■ EXERCISE OBJECTIVE ■
Reproduce, with no changes, the items from the line with "UI element localization: list" to the line with "scroll-right-icon[interactable]: ▶ (433, 358, 443, 368)".

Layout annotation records
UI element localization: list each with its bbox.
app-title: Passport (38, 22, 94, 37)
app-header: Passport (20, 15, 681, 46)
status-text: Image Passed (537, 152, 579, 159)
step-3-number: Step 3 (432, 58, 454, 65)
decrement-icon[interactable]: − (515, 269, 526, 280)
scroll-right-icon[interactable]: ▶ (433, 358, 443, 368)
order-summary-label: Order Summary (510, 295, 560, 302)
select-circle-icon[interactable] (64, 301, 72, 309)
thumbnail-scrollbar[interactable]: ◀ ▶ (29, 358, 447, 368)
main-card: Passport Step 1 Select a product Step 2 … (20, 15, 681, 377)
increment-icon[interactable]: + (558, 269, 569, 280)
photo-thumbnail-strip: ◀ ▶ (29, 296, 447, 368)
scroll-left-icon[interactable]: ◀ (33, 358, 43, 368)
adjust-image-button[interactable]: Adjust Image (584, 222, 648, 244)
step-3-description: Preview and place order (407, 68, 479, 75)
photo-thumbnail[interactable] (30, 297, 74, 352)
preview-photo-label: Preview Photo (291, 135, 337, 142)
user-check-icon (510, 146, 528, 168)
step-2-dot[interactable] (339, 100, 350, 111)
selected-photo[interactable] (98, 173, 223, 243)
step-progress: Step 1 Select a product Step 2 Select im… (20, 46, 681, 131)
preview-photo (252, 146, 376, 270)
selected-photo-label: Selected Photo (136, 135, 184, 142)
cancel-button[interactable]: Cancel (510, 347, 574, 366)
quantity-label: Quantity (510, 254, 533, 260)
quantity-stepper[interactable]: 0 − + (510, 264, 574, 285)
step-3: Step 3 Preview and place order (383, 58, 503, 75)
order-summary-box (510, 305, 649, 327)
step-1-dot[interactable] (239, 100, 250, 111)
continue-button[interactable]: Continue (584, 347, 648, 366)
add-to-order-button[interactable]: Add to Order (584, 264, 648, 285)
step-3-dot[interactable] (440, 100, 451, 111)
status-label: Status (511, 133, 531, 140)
* * *
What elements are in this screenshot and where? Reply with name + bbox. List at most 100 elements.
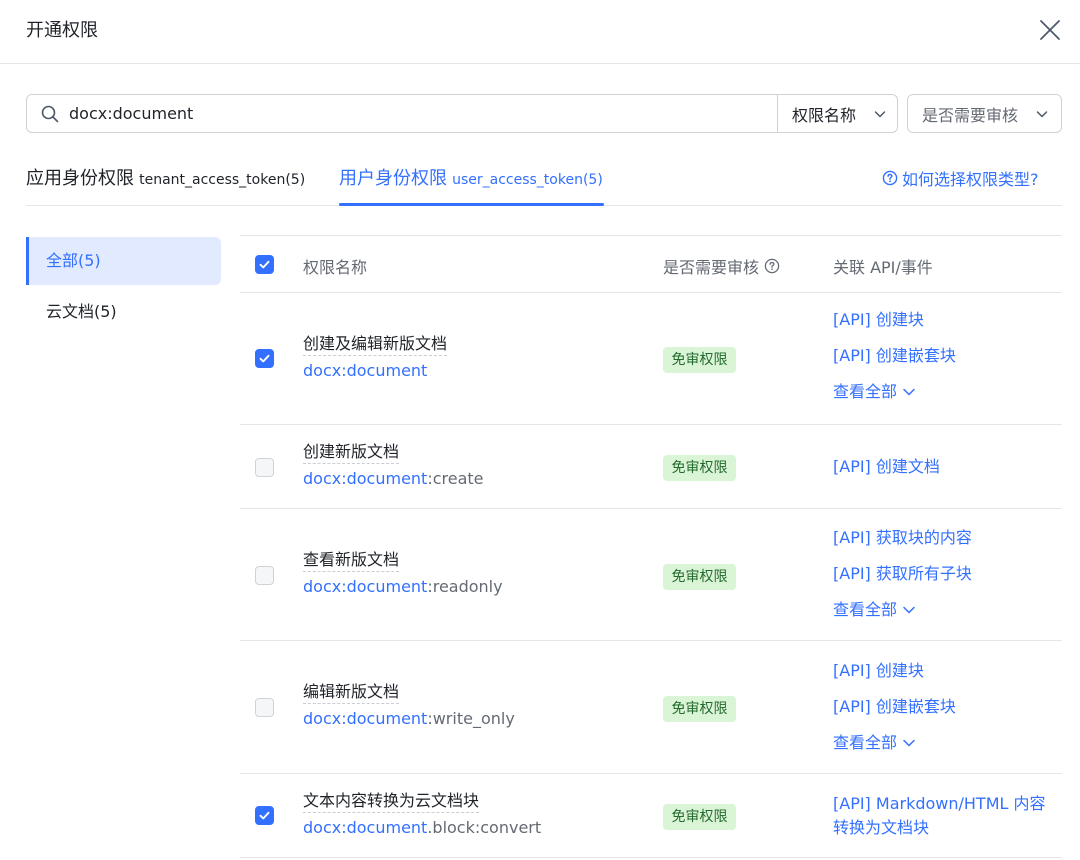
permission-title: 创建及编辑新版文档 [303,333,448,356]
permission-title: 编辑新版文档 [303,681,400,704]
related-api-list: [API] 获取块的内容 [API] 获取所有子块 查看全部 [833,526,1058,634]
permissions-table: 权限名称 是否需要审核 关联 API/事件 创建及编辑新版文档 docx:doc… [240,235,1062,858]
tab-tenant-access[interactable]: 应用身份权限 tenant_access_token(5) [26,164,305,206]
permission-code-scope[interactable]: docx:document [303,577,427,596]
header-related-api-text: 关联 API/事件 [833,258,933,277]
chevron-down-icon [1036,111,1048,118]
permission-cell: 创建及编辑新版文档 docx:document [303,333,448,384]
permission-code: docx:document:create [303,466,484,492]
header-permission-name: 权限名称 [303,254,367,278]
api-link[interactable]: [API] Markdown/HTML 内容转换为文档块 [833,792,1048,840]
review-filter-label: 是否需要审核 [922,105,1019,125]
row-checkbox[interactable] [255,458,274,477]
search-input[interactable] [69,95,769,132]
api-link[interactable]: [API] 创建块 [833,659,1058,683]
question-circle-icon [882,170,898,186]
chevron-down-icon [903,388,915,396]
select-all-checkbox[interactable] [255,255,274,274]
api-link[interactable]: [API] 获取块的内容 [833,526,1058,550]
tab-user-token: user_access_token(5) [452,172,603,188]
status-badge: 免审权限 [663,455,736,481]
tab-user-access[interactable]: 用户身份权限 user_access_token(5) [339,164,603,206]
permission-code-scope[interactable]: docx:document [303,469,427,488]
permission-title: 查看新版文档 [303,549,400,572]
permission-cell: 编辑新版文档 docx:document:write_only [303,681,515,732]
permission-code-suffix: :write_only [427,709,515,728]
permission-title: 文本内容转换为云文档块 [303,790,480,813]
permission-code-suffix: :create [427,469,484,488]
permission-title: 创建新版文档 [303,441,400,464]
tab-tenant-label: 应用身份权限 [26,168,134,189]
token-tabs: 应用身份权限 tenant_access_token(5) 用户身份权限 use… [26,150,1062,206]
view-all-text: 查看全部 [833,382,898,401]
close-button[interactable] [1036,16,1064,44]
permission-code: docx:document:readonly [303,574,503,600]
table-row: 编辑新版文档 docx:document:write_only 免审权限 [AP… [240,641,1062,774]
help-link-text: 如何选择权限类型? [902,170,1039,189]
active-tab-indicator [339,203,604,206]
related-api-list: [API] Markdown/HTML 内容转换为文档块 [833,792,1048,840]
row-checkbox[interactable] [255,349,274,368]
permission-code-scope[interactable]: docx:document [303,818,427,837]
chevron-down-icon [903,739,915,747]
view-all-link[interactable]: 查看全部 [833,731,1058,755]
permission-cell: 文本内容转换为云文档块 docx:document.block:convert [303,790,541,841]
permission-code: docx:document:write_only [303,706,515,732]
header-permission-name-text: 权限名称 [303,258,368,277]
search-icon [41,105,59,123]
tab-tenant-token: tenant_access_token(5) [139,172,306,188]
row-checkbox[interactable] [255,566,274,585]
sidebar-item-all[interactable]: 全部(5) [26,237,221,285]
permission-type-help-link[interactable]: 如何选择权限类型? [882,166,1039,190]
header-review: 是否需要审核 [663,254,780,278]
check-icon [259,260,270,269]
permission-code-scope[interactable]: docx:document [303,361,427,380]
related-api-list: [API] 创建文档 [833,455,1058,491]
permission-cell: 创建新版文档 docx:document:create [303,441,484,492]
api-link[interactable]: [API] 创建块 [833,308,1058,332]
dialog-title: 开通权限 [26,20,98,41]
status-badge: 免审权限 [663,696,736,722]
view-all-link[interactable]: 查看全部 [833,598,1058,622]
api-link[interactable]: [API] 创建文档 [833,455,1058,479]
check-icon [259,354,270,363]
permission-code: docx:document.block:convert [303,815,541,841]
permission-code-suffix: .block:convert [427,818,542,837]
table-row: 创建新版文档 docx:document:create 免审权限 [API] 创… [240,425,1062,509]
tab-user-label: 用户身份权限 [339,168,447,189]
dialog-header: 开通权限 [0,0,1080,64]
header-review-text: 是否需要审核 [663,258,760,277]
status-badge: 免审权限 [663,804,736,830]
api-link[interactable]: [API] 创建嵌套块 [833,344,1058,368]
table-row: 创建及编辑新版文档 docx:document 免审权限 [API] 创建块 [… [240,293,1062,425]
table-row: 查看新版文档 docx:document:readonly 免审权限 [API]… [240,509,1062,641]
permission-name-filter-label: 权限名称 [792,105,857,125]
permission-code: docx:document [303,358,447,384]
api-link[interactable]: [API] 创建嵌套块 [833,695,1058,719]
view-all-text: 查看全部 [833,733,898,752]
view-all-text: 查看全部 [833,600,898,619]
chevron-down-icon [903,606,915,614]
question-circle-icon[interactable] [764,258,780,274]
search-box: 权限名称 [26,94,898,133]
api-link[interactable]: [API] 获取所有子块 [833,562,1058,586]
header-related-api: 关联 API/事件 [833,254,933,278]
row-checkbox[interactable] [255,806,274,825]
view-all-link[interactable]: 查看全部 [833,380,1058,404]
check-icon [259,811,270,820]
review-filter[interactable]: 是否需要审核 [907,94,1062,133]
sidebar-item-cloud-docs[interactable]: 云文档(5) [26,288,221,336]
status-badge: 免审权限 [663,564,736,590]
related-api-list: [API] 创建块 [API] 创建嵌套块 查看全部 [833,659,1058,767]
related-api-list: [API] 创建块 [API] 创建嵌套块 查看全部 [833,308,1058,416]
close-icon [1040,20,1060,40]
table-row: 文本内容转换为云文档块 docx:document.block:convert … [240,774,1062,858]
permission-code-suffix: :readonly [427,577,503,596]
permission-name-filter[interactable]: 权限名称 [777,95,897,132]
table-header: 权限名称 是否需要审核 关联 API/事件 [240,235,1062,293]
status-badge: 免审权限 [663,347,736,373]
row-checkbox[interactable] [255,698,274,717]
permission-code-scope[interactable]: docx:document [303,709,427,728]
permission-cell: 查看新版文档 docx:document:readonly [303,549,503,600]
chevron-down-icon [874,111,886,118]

■ EXERCISE OUTPUT ■
UI element localization: list each with its bbox.
app-title: Passport (38, 22, 94, 37)
app-header: Passport (20, 15, 681, 46)
status-text: Image Passed (537, 152, 579, 159)
step-3-number: Step 3 (432, 58, 454, 65)
decrement-icon[interactable]: − (515, 269, 526, 280)
scroll-right-icon[interactable]: ▶ (433, 358, 443, 368)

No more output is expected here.